(Stored data entries)
++++++++

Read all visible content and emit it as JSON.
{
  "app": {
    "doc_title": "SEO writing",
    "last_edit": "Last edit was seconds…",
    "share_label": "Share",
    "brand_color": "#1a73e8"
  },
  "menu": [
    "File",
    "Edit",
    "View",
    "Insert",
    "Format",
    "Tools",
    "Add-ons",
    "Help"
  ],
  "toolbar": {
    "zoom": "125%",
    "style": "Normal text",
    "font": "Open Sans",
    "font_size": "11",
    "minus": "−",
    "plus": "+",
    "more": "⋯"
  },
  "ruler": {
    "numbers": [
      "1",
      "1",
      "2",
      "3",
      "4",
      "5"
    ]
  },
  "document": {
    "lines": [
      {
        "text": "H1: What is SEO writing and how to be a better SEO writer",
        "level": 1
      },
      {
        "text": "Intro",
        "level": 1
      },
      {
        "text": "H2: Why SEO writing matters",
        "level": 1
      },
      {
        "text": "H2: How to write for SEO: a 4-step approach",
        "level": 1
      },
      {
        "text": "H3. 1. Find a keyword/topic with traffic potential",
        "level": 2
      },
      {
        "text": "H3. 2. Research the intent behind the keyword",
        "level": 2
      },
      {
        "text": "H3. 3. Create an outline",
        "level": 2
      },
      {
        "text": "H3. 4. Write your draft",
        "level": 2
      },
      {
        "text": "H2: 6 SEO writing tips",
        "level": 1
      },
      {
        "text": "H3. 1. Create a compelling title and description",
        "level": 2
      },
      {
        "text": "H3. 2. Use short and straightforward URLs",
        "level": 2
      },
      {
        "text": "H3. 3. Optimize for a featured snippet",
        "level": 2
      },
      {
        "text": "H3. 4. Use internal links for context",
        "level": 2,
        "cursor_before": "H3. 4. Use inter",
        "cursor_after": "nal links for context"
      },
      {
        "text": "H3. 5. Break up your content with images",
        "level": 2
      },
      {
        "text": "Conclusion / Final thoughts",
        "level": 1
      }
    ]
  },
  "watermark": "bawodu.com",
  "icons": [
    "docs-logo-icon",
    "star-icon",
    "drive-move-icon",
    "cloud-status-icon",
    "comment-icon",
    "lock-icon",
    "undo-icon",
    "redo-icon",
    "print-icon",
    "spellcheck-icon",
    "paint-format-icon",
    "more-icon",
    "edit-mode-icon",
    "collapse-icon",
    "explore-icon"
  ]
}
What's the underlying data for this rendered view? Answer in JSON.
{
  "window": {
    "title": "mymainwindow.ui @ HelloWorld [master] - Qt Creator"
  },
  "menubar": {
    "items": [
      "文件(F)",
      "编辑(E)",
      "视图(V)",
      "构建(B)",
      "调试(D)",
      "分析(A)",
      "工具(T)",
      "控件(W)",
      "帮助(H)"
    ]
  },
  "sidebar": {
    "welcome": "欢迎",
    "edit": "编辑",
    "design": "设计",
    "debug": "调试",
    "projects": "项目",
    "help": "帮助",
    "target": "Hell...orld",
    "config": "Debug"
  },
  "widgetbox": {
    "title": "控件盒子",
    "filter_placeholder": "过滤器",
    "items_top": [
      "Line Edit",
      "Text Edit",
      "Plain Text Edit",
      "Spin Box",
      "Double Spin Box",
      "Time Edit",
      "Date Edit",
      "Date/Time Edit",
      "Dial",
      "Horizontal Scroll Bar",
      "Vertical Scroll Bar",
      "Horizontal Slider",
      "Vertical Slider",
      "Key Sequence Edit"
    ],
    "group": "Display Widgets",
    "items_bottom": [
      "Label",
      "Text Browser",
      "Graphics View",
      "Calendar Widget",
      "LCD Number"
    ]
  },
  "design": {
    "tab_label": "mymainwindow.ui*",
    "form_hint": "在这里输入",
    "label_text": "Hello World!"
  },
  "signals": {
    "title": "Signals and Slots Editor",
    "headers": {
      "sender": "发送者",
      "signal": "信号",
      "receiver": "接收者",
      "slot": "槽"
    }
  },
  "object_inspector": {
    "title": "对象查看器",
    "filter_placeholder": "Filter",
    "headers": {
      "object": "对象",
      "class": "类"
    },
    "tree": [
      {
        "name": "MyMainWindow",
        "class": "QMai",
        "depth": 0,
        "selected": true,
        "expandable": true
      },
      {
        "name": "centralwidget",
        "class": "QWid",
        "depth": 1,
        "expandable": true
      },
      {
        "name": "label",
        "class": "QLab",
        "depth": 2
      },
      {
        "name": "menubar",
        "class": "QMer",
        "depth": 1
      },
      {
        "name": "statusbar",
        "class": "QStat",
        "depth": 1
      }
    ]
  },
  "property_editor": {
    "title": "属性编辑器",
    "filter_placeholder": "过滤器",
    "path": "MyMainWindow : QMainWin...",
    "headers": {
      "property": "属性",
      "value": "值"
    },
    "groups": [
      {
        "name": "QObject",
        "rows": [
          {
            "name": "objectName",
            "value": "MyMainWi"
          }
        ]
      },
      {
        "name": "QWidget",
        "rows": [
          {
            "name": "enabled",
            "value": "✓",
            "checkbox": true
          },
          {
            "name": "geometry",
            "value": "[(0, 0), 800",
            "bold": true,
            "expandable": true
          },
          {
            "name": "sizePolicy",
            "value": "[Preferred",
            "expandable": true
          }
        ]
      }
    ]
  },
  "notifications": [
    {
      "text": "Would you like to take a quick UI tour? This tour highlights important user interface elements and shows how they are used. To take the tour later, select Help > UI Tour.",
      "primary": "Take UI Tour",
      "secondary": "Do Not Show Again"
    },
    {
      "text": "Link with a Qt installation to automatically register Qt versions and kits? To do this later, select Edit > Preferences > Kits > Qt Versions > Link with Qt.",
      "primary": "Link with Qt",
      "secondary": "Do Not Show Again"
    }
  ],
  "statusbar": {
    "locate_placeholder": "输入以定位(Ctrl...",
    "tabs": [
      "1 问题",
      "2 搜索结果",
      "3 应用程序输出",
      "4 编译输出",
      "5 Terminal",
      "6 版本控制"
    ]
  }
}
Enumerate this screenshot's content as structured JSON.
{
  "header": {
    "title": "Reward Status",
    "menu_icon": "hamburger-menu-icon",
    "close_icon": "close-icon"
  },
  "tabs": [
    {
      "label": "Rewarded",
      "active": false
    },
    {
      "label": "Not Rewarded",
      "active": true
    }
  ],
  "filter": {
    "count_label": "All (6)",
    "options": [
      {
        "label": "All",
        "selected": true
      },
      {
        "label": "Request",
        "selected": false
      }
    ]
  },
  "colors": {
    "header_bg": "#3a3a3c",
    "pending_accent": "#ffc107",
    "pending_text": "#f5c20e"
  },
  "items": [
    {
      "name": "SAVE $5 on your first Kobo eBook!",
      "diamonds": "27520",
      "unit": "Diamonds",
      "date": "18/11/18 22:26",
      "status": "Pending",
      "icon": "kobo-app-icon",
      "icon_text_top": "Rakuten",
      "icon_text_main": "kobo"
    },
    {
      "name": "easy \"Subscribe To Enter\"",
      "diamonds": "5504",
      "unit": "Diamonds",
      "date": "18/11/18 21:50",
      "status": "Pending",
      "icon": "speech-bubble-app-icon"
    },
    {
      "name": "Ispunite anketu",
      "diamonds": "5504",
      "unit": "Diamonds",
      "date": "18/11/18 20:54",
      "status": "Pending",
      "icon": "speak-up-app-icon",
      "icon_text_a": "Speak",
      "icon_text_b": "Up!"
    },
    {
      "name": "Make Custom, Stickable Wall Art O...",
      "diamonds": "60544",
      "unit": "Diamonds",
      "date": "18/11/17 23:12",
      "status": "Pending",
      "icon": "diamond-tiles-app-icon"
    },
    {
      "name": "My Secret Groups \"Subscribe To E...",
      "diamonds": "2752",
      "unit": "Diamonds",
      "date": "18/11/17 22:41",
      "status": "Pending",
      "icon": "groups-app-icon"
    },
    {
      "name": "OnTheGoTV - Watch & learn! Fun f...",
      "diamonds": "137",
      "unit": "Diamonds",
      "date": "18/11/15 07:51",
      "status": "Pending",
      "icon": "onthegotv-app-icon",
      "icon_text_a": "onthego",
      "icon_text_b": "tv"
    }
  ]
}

++++++++

What you should do: Scan the material for lines with the word "Subscribe", and copy each line you find.

Solved exercise:
      "name": "easy \"Subscribe To Enter\"",
      "name": "My Secret Groups \"Subscribe To E...",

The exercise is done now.